>> BEGIN

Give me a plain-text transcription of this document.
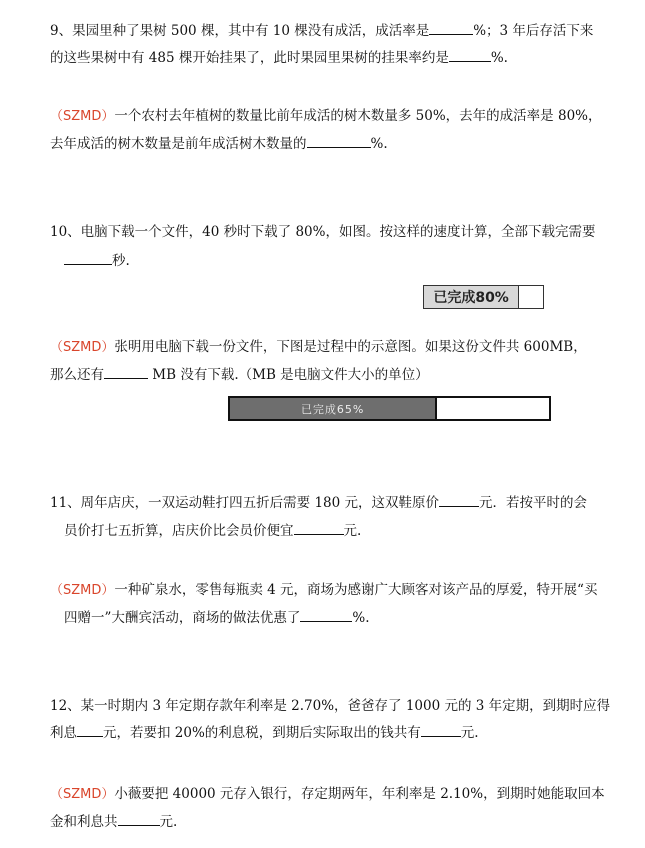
9、果园里种了果树 500 棵，其中有 10 棵没有成活，成活率是	%；3 年后存活下来
的这些果树中有 485 棵开始挂果了，此时果园里果树的挂果率约是	%.
（SZMD）一个农村去年植树的数量比前年成活的树木数量多 50%，去年的成活率是 80%，
去年成活的树木数量是前年成活树木数量的	%.
10、电脑下载一个文件，40 秒时下载了 80%，如图。按这样的速度计算，全部下载完需要
秒.
已完成80%
（SZMD）张明用电脑下载一份文件，下图是过程中的示意图。如果这份文件共 600MB，
那么还有	MB 没有下载.（MB 是电脑文件大小的单位）
已完成65%
11、周年店庆，一双运动鞋打四五折后需要 180 元，这双鞋原价	元．若按平时的会
员价打七五折算，店庆价比会员价便宜	元.
（SZMD）一种矿泉水，零售每瓶卖 4 元，商场为感谢广大顾客对该产品的厚爱，特开展“买
四赠一”大酬宾活动，商场的做法优惠了	%.
12、某一时期内 3 年定期存款年利率是 2.70%，爸爸存了 1000 元的 3 年定期，到期时应得
利息 元，若要扣 20%的利息税，到期后实际取出的钱共有	元.
（SZMD）小薇要把 40000 元存入银行，存定期两年，年利率是 2.10%，到期时她能取回本
金和利息共	元.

>> END

**What is needed:**
Quote the preceding records in their entirety, excluding every picture.

**Exercise result:**
Give me a plain-text transcription of this document.
9、果园里种了果树 500 棵，其中有 10 棵没有成活，成活率是	%；3 年后存活下来
的这些果树中有 485 棵开始挂果了，此时果园里果树的挂果率约是	%.
（SZMD）一个农村去年植树的数量比前年成活的树木数量多 50%，去年的成活率是 80%，
去年成活的树木数量是前年成活树木数量的	%.
10、电脑下载一个文件，40 秒时下载了 80%，如图。按这样的速度计算，全部下载完需要
秒.
已完成80%
（SZMD）张明用电脑下载一份文件，下图是过程中的示意图。如果这份文件共 600MB，
那么还有	MB 没有下载.（MB 是电脑文件大小的单位）
已完成65%
11、周年店庆，一双运动鞋打四五折后需要 180 元，这双鞋原价	元．若按平时的会
员价打七五折算，店庆价比会员价便宜	元.
（SZMD）一种矿泉水，零售每瓶卖 4 元，商场为感谢广大顾客对该产品的厚爱，特开展“买
四赠一”大酬宾活动，商场的做法优惠了	%.
12、某一时期内 3 年定期存款年利率是 2.70%，爸爸存了 1000 元的 3 年定期，到期时应得
利息 元，若要扣 20%的利息税，到期后实际取出的钱共有	元.
（SZMD）小薇要把 40000 元存入银行，存定期两年，年利率是 2.10%，到期时她能取回本
金和利息共	元.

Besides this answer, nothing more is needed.